## [Problem details]
Report how many lines hold the word "method"; answer with the number alone.

## [Dataset rows]
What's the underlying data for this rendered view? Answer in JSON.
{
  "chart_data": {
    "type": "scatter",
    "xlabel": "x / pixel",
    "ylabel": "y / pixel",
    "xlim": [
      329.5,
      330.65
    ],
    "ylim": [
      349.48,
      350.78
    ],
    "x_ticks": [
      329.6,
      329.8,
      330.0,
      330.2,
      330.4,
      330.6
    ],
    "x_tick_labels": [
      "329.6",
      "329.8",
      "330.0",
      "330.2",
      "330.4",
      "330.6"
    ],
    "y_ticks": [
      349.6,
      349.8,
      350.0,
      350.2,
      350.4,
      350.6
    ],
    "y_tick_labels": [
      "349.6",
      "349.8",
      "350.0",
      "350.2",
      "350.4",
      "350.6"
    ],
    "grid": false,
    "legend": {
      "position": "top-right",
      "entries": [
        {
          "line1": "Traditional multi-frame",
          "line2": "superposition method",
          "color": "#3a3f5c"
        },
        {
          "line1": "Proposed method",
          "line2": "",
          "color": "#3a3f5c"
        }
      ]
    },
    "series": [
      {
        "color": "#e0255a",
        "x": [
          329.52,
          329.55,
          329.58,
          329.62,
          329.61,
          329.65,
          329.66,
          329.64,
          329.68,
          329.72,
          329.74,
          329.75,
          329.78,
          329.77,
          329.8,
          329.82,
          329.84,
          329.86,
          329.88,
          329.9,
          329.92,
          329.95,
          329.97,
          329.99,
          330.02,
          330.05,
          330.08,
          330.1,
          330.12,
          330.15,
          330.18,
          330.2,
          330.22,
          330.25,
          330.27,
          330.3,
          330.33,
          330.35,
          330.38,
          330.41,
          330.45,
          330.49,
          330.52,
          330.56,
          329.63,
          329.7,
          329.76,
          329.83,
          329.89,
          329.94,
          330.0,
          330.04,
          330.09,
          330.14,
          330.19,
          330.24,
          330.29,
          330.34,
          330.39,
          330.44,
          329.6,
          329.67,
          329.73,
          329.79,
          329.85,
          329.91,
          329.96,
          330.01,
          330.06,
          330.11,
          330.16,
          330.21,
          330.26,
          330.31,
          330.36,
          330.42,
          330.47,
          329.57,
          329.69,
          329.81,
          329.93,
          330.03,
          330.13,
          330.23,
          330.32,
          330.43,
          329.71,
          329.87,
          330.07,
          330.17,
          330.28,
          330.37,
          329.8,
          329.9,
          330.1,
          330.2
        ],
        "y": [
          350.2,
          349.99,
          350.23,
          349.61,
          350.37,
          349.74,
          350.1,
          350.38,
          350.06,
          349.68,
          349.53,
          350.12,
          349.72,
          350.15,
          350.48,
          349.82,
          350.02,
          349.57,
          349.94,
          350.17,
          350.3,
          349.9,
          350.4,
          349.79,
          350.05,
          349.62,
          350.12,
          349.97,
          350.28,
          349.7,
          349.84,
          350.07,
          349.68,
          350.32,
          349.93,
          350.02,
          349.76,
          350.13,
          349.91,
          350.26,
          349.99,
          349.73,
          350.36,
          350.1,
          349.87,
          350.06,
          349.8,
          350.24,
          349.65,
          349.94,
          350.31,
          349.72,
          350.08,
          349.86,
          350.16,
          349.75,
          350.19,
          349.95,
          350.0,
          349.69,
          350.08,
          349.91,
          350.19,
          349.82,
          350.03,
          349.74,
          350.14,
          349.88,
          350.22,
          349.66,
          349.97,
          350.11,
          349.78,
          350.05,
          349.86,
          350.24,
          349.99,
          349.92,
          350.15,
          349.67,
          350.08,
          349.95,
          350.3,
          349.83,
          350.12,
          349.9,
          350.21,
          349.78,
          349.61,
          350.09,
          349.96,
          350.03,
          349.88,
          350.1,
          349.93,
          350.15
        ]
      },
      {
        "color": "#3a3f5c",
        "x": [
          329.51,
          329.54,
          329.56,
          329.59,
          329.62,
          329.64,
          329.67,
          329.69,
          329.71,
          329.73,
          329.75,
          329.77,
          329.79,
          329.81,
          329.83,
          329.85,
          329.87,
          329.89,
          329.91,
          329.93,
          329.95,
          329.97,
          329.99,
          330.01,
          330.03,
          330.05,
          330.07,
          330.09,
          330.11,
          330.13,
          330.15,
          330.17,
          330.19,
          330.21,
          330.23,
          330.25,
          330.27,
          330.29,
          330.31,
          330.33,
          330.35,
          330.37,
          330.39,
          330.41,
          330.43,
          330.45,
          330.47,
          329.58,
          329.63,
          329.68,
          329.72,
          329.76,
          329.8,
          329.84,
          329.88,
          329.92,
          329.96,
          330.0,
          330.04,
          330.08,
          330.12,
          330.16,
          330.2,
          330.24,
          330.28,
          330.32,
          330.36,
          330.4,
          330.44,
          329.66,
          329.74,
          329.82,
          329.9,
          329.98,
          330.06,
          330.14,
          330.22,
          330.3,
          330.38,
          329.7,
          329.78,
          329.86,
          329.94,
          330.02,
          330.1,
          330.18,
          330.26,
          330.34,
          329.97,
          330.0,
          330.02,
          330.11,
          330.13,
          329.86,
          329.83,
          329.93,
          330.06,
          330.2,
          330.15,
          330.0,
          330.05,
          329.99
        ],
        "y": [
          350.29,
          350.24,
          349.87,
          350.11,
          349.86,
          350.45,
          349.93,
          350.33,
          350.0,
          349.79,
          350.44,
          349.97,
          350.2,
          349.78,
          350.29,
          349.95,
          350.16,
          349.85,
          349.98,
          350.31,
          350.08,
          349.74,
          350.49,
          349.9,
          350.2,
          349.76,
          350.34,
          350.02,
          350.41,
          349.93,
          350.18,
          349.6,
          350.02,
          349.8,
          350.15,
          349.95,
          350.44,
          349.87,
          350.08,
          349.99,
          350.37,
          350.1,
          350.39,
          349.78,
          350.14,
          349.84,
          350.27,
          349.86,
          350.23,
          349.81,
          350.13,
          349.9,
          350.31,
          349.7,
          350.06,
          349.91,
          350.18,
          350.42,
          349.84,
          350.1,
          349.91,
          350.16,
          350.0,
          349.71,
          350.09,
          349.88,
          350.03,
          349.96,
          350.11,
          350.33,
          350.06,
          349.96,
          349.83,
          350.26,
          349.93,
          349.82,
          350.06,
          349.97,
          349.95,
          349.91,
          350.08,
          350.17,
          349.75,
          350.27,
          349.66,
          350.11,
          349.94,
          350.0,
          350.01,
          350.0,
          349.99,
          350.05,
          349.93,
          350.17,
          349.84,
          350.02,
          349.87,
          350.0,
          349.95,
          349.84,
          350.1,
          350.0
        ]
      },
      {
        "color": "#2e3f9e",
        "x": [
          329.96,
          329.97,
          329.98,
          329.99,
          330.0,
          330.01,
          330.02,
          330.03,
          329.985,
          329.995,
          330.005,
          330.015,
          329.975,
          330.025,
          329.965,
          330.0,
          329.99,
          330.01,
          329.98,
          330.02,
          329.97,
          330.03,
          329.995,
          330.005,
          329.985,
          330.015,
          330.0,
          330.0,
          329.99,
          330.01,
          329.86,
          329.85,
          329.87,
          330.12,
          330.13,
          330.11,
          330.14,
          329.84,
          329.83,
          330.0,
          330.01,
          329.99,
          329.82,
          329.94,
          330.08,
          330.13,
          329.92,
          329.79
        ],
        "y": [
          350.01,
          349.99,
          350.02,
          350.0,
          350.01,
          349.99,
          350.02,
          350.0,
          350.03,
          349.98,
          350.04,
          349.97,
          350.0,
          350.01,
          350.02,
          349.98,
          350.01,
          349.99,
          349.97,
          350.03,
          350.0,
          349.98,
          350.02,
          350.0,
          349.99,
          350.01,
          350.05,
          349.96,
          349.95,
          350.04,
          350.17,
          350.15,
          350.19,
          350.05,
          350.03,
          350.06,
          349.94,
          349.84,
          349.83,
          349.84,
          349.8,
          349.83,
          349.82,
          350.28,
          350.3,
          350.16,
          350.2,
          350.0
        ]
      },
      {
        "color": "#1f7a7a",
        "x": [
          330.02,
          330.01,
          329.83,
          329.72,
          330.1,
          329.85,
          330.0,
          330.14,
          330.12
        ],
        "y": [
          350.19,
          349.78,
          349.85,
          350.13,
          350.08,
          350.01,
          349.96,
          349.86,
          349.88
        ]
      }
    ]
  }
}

## [Exercise result]
2